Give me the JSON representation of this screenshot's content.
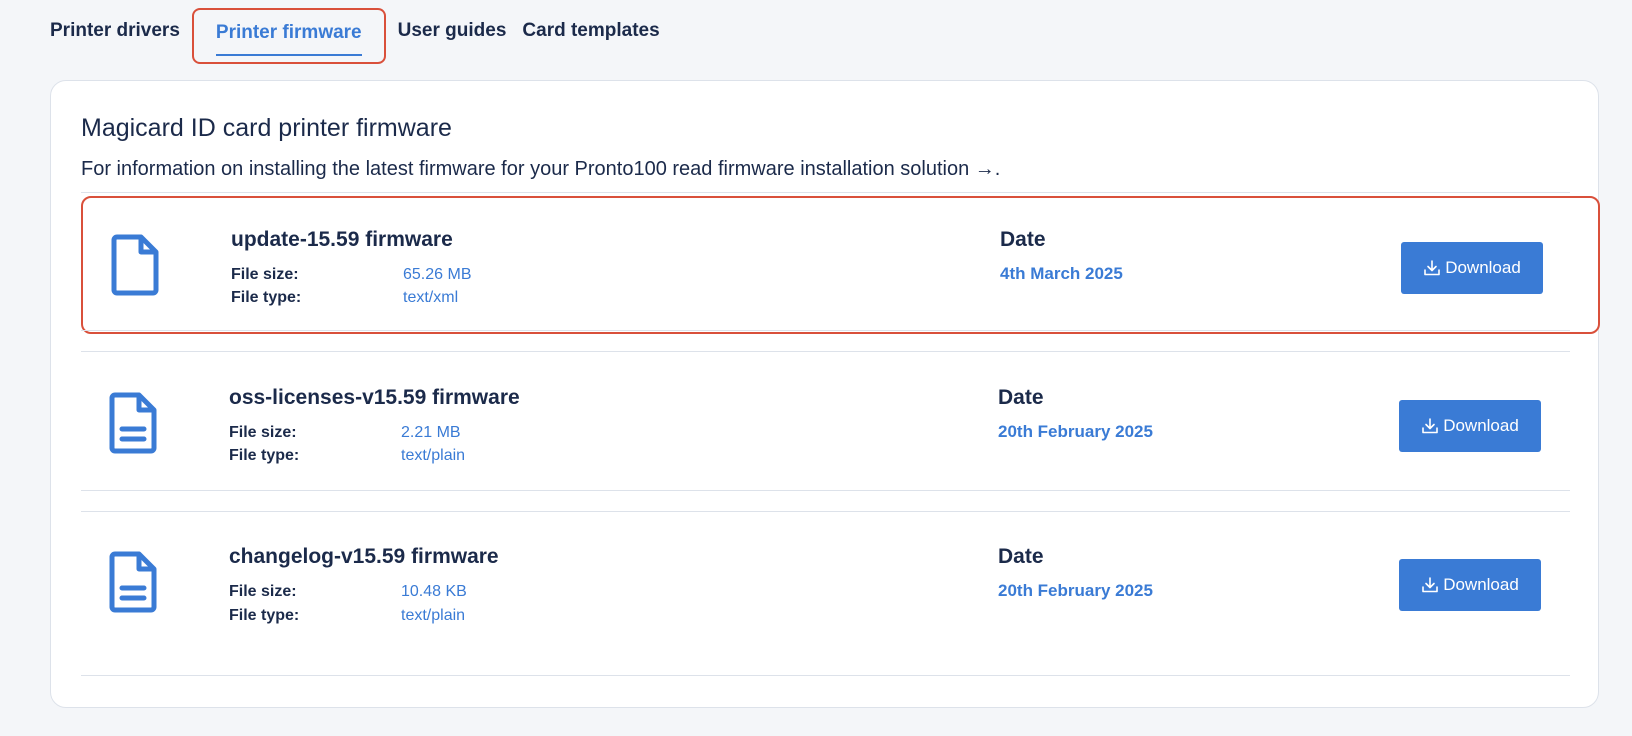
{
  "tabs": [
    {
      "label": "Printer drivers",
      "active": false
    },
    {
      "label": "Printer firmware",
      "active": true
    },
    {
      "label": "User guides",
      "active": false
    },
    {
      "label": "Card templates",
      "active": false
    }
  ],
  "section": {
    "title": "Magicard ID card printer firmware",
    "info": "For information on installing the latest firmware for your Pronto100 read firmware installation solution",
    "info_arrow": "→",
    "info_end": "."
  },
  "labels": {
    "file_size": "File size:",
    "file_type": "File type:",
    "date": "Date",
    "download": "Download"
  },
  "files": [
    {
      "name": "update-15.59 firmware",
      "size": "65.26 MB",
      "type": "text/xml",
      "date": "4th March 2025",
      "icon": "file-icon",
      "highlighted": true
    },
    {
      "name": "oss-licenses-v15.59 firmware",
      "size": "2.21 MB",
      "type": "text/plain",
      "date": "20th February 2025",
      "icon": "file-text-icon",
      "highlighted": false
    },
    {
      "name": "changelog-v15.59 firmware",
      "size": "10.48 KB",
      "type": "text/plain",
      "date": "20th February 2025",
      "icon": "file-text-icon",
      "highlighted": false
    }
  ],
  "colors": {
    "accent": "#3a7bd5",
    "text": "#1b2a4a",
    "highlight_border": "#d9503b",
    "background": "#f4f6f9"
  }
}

____________________

▶ [GIVEN INSTRUCTION]: What count of lines in the listing contain the word "firmware"? Reply with the number only.

▶ [ANSWER TO THIS EXERCISE]: 6